◆ **EXERCISE INSTRUCTIONS**
Spot every line with the word "localhost" and return it.

Collected data entries
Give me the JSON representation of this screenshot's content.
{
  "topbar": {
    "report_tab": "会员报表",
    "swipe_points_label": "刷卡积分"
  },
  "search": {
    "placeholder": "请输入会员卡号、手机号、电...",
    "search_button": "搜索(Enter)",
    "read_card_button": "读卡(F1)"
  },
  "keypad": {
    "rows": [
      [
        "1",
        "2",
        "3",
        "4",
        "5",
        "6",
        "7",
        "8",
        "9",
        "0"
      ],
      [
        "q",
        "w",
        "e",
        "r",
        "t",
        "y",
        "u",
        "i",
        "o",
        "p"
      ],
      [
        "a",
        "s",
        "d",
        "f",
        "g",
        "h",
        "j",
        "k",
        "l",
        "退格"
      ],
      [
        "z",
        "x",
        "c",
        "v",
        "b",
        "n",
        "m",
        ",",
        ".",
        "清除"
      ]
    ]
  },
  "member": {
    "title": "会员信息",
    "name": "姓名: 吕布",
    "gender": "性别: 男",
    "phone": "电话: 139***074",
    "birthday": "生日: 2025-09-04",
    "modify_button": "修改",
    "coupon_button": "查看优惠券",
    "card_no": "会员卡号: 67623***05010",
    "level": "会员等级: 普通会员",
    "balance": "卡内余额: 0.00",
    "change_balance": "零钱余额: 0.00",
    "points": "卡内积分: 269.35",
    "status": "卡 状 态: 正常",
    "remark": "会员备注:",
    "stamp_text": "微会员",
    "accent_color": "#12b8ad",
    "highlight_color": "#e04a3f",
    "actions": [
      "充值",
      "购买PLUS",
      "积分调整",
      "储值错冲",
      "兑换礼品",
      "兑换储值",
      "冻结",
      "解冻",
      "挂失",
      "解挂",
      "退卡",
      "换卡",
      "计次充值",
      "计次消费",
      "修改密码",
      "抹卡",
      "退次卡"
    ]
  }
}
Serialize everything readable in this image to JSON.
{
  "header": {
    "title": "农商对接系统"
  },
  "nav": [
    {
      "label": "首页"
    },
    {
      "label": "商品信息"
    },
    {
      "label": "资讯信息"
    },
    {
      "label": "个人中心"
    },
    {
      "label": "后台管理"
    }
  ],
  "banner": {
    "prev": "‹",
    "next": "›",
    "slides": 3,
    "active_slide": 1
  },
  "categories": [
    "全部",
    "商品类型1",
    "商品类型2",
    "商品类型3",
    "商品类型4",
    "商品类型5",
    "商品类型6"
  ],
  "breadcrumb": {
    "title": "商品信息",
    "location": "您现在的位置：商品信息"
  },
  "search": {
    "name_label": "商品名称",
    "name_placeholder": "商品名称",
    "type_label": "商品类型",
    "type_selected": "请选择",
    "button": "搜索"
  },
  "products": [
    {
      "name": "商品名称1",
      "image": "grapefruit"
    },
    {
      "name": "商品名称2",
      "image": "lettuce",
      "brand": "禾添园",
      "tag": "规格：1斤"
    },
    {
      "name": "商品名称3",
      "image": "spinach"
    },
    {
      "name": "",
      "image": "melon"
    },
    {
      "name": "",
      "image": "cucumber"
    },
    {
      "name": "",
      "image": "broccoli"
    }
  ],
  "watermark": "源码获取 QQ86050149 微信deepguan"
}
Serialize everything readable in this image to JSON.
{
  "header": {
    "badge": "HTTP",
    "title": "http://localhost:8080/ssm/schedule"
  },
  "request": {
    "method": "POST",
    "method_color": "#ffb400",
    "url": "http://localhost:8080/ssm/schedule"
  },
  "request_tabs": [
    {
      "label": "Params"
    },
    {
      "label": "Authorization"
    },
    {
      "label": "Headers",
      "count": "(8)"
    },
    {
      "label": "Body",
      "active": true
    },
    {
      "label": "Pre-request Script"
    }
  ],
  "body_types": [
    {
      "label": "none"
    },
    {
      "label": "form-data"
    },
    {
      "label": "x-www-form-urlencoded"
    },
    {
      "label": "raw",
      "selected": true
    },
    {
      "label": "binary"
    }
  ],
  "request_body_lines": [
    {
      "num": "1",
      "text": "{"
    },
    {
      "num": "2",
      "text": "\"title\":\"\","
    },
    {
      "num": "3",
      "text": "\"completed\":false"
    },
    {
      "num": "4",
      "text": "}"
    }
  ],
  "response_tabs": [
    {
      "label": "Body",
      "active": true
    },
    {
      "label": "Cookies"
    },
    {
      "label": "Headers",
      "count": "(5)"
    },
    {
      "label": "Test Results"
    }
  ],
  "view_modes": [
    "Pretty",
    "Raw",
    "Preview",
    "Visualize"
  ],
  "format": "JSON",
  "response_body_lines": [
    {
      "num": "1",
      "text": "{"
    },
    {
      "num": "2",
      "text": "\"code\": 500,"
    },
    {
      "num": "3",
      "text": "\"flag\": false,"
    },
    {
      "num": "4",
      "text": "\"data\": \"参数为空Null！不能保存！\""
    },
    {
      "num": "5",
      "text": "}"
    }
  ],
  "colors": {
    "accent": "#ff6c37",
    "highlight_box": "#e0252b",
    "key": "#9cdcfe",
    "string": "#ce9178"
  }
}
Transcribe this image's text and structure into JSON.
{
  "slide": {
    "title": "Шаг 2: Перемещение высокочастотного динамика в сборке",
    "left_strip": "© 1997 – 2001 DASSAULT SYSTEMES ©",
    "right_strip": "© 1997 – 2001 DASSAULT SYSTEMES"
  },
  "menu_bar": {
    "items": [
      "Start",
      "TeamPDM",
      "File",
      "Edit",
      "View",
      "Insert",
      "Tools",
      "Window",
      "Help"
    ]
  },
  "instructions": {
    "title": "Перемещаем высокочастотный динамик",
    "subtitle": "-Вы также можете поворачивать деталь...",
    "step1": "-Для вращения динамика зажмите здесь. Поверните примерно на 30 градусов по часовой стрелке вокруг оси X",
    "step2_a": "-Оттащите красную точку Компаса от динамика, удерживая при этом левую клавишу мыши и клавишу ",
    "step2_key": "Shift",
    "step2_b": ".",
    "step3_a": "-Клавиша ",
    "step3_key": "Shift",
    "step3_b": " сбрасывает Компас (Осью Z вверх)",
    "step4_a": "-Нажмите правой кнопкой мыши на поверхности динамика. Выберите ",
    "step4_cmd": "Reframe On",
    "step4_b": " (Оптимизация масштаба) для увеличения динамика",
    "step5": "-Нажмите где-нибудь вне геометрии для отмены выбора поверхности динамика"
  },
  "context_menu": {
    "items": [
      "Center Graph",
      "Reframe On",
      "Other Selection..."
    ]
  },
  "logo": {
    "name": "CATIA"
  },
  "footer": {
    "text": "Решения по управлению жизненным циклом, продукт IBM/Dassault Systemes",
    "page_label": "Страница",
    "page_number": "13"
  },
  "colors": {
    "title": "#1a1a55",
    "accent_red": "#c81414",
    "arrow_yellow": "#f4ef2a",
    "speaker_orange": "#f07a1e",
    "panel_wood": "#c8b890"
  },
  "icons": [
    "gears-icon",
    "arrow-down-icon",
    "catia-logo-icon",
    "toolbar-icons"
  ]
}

◆ **ANSWER TO THIS EXERCISE**
    "title": "http://localhost:8080/ssm/schedule"
    "url": "http://localhost:8080/ssm/schedule"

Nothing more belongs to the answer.